[Source data start]
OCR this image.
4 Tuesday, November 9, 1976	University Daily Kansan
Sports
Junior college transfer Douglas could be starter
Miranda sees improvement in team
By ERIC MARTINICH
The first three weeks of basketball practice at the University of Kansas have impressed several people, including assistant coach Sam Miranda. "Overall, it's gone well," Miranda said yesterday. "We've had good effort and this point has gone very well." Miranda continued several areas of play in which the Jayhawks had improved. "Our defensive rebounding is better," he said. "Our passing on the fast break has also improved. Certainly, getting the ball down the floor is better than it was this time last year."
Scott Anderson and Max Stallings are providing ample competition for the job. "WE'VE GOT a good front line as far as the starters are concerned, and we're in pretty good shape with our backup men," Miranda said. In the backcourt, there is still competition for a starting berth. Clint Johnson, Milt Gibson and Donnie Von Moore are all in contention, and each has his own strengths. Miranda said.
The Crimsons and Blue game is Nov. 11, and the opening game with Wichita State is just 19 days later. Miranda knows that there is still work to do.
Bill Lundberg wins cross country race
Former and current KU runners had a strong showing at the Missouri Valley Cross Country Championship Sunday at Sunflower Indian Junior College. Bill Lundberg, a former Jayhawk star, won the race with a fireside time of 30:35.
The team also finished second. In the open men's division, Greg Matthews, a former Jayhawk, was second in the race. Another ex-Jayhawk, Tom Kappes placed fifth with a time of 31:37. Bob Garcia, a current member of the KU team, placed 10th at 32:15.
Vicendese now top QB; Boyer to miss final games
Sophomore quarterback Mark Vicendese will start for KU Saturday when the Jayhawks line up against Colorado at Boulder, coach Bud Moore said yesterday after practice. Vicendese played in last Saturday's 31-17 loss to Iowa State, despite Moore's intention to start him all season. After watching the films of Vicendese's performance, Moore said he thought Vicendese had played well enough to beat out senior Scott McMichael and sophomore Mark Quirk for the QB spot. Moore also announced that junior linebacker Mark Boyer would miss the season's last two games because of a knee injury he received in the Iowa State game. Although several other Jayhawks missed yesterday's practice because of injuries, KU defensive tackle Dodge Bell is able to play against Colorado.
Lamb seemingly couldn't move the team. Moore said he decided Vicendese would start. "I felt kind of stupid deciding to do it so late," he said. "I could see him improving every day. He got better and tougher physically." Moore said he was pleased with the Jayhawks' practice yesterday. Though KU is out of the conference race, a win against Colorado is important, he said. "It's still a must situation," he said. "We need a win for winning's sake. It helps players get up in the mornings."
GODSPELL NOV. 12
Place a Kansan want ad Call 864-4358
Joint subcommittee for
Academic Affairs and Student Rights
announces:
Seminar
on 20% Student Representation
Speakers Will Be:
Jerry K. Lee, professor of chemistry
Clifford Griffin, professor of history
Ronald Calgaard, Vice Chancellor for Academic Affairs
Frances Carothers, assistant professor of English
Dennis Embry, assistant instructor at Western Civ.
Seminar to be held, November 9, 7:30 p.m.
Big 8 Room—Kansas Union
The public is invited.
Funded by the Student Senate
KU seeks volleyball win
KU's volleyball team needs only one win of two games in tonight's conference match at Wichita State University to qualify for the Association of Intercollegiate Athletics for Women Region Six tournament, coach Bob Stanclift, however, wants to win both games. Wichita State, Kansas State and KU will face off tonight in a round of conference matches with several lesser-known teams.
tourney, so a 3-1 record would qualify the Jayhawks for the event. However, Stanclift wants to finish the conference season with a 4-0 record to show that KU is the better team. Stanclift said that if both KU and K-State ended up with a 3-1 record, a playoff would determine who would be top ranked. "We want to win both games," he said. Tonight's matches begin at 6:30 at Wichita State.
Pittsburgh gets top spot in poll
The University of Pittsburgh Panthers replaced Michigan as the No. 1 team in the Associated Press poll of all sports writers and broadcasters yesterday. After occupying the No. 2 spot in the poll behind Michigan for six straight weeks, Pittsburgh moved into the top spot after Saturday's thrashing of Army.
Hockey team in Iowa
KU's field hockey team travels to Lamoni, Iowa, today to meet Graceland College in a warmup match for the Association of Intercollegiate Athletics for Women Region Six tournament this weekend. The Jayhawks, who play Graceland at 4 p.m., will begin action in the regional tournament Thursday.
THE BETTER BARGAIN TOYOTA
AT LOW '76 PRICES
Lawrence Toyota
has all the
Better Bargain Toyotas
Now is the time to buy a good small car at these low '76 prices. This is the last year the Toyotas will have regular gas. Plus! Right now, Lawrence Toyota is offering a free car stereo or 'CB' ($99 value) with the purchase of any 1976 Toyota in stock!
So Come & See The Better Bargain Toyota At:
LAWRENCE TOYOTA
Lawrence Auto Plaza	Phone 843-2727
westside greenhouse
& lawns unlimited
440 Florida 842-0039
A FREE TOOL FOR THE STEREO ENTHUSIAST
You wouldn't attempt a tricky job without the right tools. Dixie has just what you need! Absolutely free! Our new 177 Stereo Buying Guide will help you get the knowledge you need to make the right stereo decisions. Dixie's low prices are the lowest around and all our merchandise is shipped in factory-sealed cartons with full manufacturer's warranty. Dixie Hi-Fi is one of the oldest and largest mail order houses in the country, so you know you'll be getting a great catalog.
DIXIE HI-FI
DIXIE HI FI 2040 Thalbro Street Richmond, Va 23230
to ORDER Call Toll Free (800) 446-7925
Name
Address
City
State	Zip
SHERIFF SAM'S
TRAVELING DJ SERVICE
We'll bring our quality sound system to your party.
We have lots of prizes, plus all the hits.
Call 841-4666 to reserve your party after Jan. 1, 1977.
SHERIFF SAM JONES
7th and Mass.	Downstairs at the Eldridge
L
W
[Source data end]
Restate the whole listing exactly, leaving out nothing.

# [Written reply]
OCR this image.
4 Tuesday, November 9, 1976	University Daily Kansan
Sports
Junior college transfer Douglas could be starter
Miranda sees improvement in team
By ERIC MARTINICH
The first three weeks of basketball practice at the University of Kansas have impressed several people, including assistant coach Sam Miranda. "Overall, it's gone well," Miranda said yesterday. "We've had good effort and this point has gone very well." Miranda continued several areas of play in which the Jayhawks had improved. "Our defensive rebounding is better," he said. "Our passing on the fast break has also improved. Certainly, getting the ball down the floor is better than it was this time last year."
Scott Anderson and Max Stallings are providing ample competition for the job. "WE'VE GOT a good front line as far as the starters are concerned, and we're in pretty good shape with our backup men," Miranda said. In the backcourt, there is still competition for a starting berth. Clint Johnson, Milt Gibson and Donnie Von Moore are all in contention, and each has his own strengths. Miranda said.
The Crimsons and Blue game is Nov. 11, and the opening game with Wichita State is just 19 days later. Miranda knows that there is still work to do.
Bill Lundberg wins cross country race
Former and current KU runners had a strong showing at the Missouri Valley Cross Country Championship Sunday at Sunflower Indian Junior College. Bill Lundberg, a former Jayhawk star, won the race with a fireside time of 30:35.
The team also finished second. In the open men's division, Greg Matthews, a former Jayhawk, was second in the race. Another ex-Jayhawk, Tom Kappes placed fifth with a time of 31:37. Bob Garcia, a current member of the KU team, placed 10th at 32:15.
Vicendese now top QB; Boyer to miss final games
Sophomore quarterback Mark Vicendese will start for KU Saturday when the Jayhawks line up against Colorado at Boulder, coach Bud Moore said yesterday after practice. Vicendese played in last Saturday's 31-17 loss to Iowa State, despite Moore's intention to start him all season. After watching the films of Vicendese's performance, Moore said he thought Vicendese had played well enough to beat out senior Scott McMichael and sophomore Mark Quirk for the QB spot. Moore also announced that junior linebacker Mark Boyer would miss the season's last two games because of a knee injury he received in the Iowa State game. Although several other Jayhawks missed yesterday's practice because of injuries, KU defensive tackle Dodge Bell is able to play against Colorado.
Lamb seemingly couldn't move the team. Moore said he decided Vicendese would start. "I felt kind of stupid deciding to do it so late," he said. "I could see him improving every day. He got better and tougher physically." Moore said he was pleased with the Jayhawks' practice yesterday. Though KU is out of the conference race, a win against Colorado is important, he said. "It's still a must situation," he said. "We need a win for winning's sake. It helps players get up in the mornings."
GODSPELL NOV. 12
Place a Kansan want ad Call 864-4358
Joint subcommittee for
Academic Affairs and Student Rights
announces:
Seminar
on 20% Student Representation
Speakers Will Be:
Jerry K. Lee, professor of chemistry
Clifford Griffin, professor of history
Ronald Calgaard, Vice Chancellor for Academic Affairs
Frances Carothers, assistant professor of English
Dennis Embry, assistant instructor at Western Civ.
Seminar to be held, November 9, 7:30 p.m.
Big 8 Room—Kansas Union
The public is invited.
Funded by the Student Senate
KU seeks volleyball win
KU's volleyball team needs only one win of two games in tonight's conference match at Wichita State University to qualify for the Association of Intercollegiate Athletics for Women Region Six tournament, coach Bob Stanclift, however, wants to win both games. Wichita State, Kansas State and KU will face off tonight in a round of conference matches with several lesser-known teams.
tourney, so a 3-1 record would qualify the Jayhawks for the event. However, Stanclift wants to finish the conference season with a 4-0 record to show that KU is the better team. Stanclift said that if both KU and K-State ended up with a 3-1 record, a playoff would determine who would be top ranked. "We want to win both games," he said. Tonight's matches begin at 6:30 at Wichita State.
Pittsburgh gets top spot in poll
The University of Pittsburgh Panthers replaced Michigan as the No. 1 team in the Associated Press poll of all sports writers and broadcasters yesterday. After occupying the No. 2 spot in the poll behind Michigan for six straight weeks, Pittsburgh moved into the top spot after Saturday's thrashing of Army.
Hockey team in Iowa
KU's field hockey team travels to Lamoni, Iowa, today to meet Graceland College in a warmup match for the Association of Intercollegiate Athletics for Women Region Six tournament this weekend. The Jayhawks, who play Graceland at 4 p.m., will begin action in the regional tournament Thursday.
THE BETTER BARGAIN TOYOTA
AT LOW '76 PRICES
Lawrence Toyota
has all the
Better Bargain Toyotas
Now is the time to buy a good small car at these low '76 prices. This is the last year the Toyotas will have regular gas. Plus! Right now, Lawrence Toyota is offering a free car stereo or 'CB' ($99 value) with the purchase of any 1976 Toyota in stock!
So Come & See The Better Bargain Toyota At:
LAWRENCE TOYOTA
Lawrence Auto Plaza	Phone 843-2727
westside greenhouse
& lawns unlimited
440 Florida 842-0039
A FREE TOOL FOR THE STEREO ENTHUSIAST
You wouldn't attempt a tricky job without the right tools. Dixie has just what you need! Absolutely free! Our new 177 Stereo Buying Guide will help you get the knowledge you need to make the right stereo decisions. Dixie's low prices are the lowest around and all our merchandise is shipped in factory-sealed cartons with full manufacturer's warranty. Dixie Hi-Fi is one of the oldest and largest mail order houses in the country, so you know you'll be getting a great catalog.
DIXIE HI-FI
DIXIE HI FI 2040 Thalbro Street Richmond, Va 23230
to ORDER Call Toll Free (800) 446-7925
Name
Address
City
State	Zip
SHERIFF SAM'S
TRAVELING DJ SERVICE
We'll bring our quality sound system to your party.
We have lots of prizes, plus all the hits.
Call 841-4666 to reserve your party after Jan. 1, 1977.
SHERIFF SAM JONES
7th and Mass.	Downstairs at the Eldridge
L
W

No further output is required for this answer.